Collected data entries
↓

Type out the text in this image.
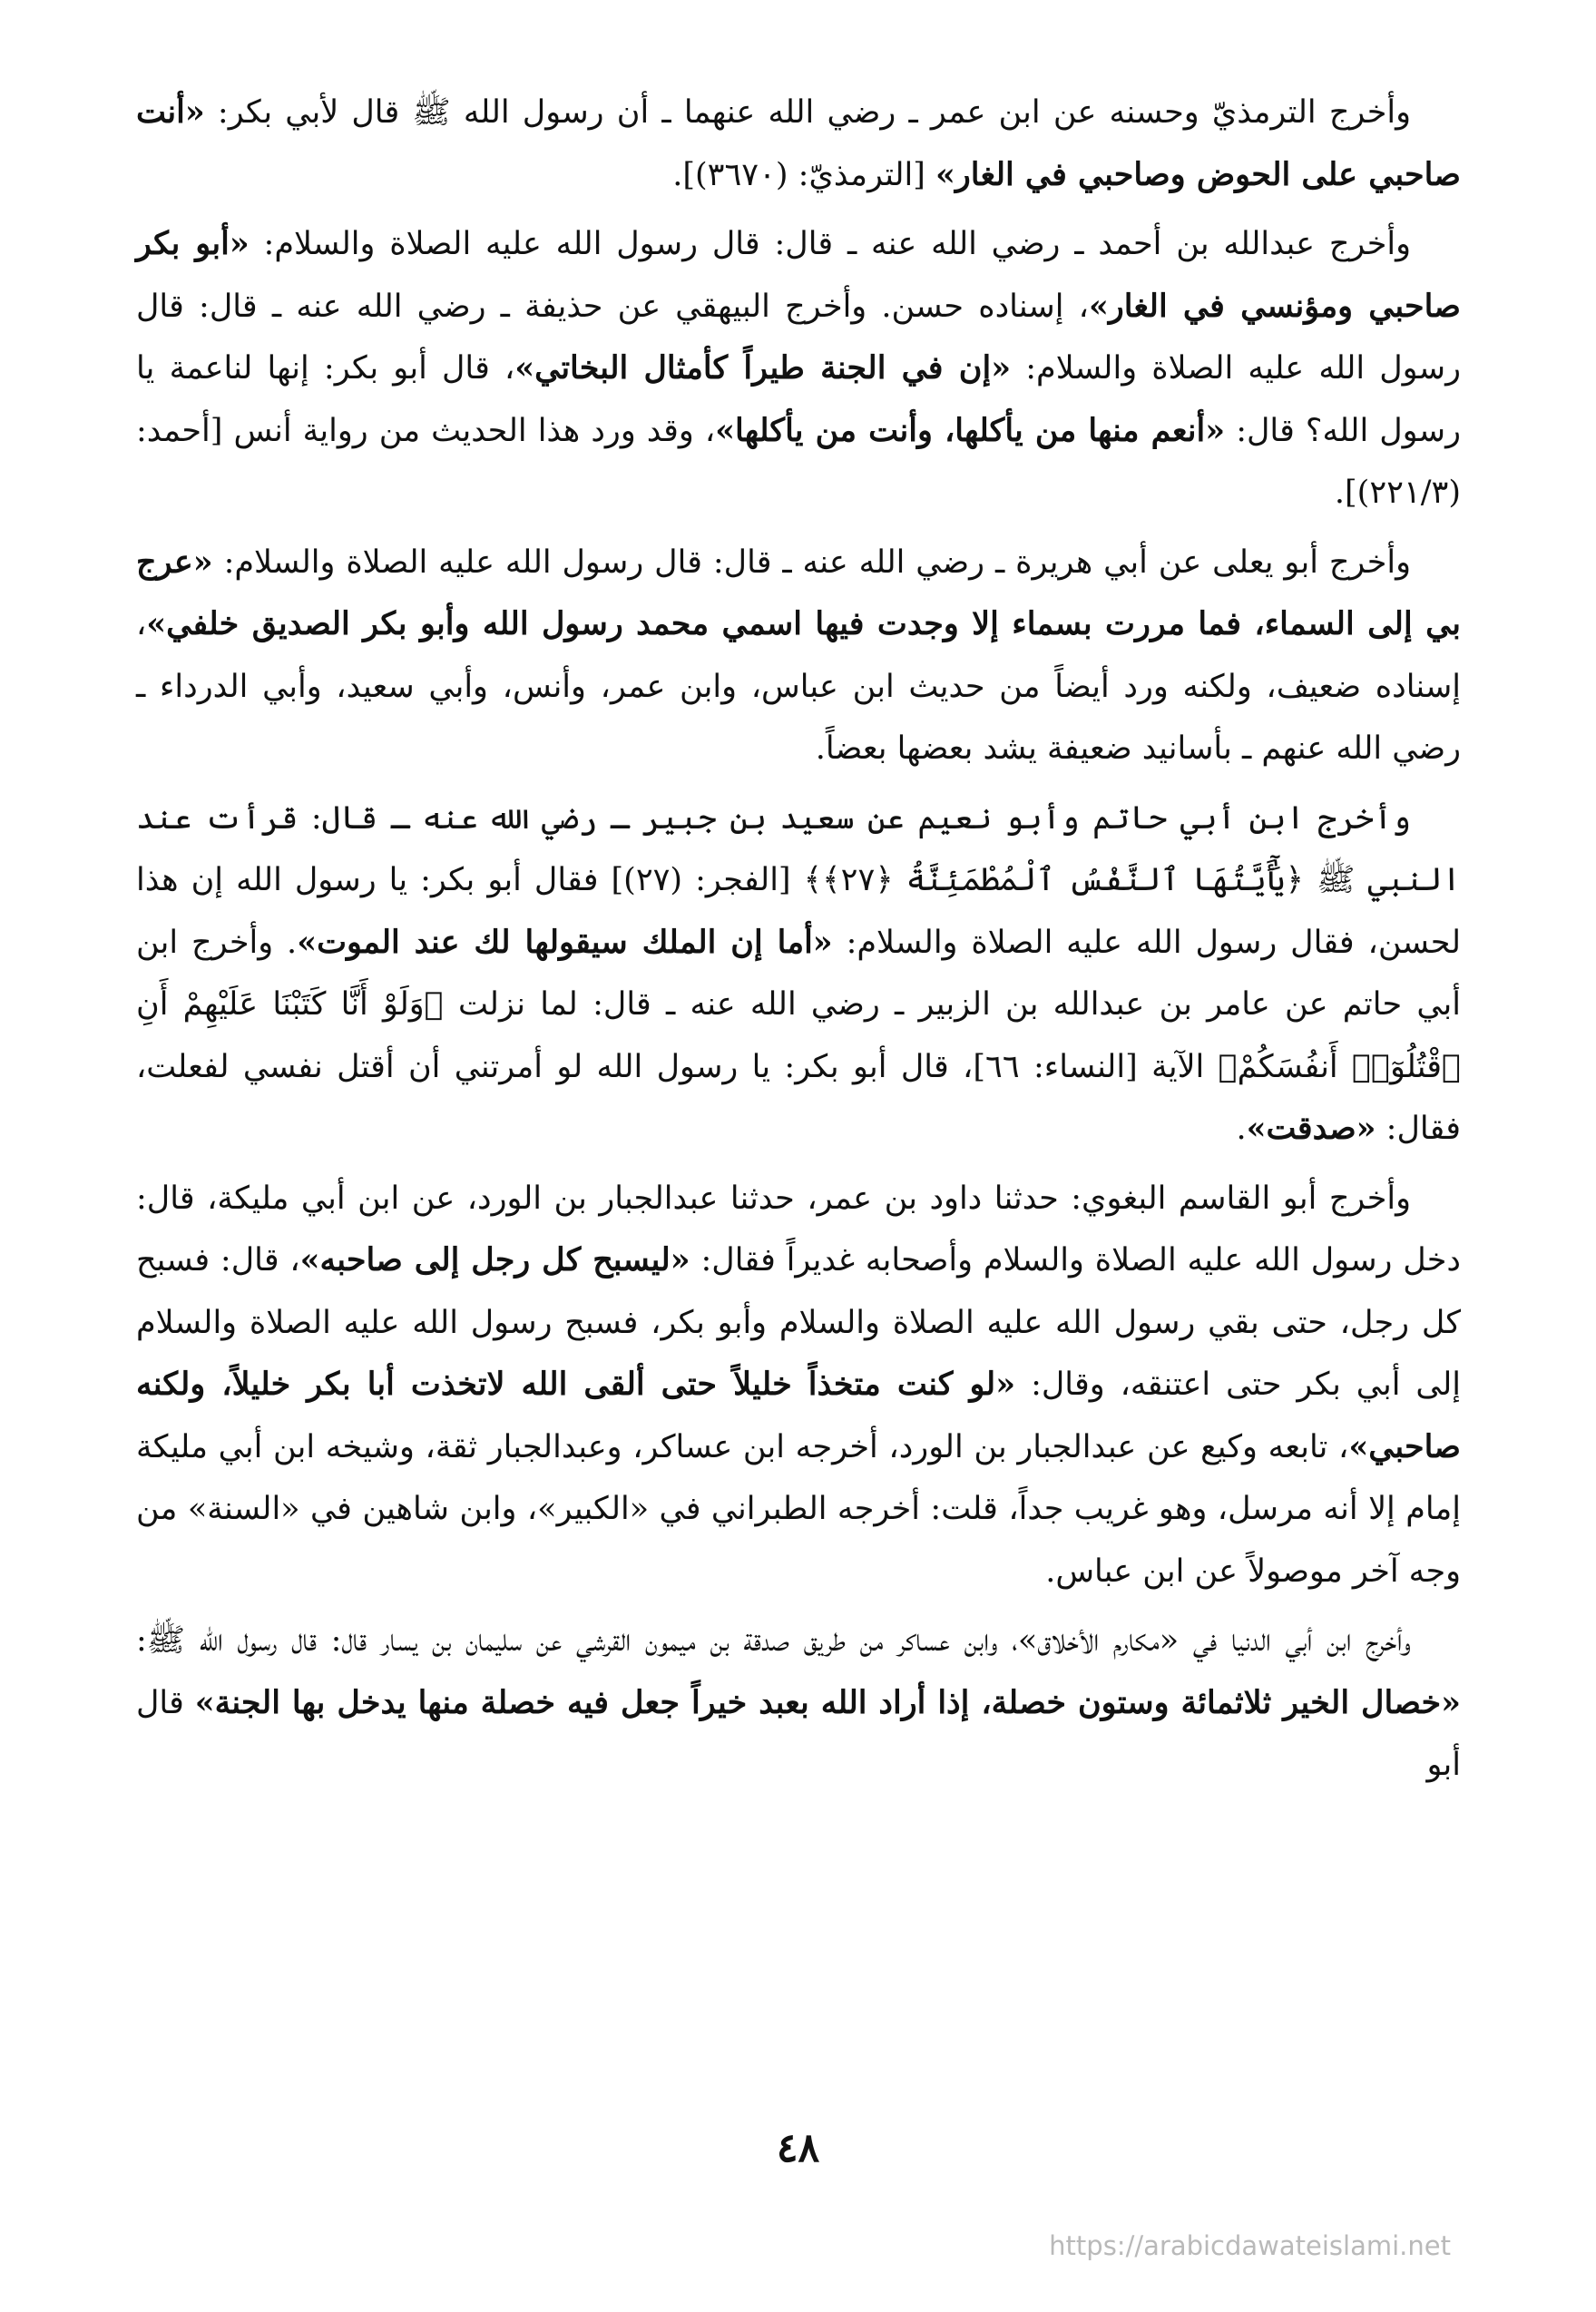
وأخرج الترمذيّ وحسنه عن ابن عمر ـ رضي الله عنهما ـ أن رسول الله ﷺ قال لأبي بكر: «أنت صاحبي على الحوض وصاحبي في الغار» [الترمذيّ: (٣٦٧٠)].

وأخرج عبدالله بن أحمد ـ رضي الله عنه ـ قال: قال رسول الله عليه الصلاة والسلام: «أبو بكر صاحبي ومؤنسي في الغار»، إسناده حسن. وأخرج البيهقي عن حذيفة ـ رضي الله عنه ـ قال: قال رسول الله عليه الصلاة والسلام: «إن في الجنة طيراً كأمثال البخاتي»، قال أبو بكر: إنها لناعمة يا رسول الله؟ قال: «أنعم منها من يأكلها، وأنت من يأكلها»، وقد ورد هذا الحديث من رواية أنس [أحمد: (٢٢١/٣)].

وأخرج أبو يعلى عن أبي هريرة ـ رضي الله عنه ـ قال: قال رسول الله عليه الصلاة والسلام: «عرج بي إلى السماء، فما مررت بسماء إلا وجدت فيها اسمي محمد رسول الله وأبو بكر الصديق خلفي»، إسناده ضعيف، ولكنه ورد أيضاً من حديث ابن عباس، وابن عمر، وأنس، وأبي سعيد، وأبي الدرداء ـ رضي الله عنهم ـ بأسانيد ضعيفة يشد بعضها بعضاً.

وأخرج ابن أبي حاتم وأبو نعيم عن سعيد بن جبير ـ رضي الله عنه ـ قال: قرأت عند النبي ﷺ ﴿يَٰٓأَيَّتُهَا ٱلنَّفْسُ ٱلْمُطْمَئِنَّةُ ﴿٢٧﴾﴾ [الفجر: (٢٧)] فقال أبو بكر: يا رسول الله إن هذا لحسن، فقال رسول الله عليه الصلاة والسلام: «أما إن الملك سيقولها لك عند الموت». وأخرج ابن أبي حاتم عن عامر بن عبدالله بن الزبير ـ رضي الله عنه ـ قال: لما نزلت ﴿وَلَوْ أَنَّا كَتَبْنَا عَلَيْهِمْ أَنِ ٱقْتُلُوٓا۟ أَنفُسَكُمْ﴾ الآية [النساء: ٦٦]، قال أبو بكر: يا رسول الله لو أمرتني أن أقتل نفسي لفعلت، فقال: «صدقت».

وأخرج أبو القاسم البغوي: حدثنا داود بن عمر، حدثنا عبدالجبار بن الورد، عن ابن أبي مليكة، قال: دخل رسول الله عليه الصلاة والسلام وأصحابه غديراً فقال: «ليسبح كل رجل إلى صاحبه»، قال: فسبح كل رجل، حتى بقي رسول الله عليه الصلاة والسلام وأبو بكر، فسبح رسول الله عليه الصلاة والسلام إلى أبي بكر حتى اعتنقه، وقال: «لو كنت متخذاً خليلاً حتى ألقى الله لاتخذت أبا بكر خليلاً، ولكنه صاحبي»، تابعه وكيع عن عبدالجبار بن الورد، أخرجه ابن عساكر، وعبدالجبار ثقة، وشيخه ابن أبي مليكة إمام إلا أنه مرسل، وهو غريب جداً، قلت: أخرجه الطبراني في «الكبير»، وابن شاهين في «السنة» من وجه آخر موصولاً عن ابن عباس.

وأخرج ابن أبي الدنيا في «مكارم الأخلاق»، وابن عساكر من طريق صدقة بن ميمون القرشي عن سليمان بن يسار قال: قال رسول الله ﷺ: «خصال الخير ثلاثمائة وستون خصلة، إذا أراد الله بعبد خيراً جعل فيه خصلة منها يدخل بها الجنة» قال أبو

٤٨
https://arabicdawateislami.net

↑
↓

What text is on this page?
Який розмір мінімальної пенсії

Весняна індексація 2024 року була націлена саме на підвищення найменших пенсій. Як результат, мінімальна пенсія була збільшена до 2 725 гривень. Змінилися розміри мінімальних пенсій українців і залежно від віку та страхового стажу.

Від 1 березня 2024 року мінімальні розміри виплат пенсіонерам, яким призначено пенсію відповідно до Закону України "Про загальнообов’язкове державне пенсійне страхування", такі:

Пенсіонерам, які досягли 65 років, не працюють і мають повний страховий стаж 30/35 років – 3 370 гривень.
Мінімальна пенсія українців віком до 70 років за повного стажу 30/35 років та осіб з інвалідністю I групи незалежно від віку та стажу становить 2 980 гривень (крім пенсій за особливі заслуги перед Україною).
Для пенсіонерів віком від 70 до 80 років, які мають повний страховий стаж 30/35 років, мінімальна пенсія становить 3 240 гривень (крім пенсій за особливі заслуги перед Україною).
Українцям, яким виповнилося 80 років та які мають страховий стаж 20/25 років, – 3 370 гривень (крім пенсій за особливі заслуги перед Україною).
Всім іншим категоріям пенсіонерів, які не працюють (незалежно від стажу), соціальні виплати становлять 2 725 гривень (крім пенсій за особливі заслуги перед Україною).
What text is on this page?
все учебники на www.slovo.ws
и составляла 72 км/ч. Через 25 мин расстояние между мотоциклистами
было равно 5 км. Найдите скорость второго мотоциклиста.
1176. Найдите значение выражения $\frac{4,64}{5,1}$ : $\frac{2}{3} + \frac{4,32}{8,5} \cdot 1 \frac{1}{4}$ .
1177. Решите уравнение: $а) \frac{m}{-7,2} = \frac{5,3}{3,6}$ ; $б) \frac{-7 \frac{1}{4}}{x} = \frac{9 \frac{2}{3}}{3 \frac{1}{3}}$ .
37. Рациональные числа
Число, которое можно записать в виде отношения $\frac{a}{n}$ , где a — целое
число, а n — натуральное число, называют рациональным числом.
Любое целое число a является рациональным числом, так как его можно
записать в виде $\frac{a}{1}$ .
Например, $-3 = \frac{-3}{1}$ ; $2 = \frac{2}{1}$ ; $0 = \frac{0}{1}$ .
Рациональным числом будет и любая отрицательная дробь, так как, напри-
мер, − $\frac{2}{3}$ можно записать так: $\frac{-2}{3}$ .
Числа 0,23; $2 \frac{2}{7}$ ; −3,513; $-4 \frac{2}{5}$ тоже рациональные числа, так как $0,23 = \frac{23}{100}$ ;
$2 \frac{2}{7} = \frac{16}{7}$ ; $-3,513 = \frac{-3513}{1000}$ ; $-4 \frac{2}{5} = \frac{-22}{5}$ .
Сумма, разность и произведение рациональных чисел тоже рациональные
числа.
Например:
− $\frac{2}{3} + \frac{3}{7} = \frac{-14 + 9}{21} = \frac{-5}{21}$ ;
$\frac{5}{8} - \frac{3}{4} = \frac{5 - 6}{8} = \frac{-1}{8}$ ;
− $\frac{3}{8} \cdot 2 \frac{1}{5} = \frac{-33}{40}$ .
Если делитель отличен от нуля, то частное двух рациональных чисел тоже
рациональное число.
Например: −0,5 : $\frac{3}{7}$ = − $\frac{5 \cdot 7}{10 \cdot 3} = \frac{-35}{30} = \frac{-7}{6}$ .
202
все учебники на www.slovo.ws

↑

> _EXERCISE PROMPT_
Pick out the lines above that hold the string "страховий" and show them.

> _RESULT OF THIS EXERCISE_
Пенсіонерам, які досягли 65 років, не працюють і мають повний страховий стаж 30/35 років – 3 370 гривень.
Для пенсіонерів віком від 70 до 80 років, які мають повний страховий стаж 30/35 років, мінімальна пенсія становить 3 240 гривень (крім пенсій за особливі заслуги перед Україною).
Українцям, яким виповнилося 80 років та які мають страховий стаж 20/25 років, – 3 370 гривень (крім пенсій за особливі заслуги перед Україною).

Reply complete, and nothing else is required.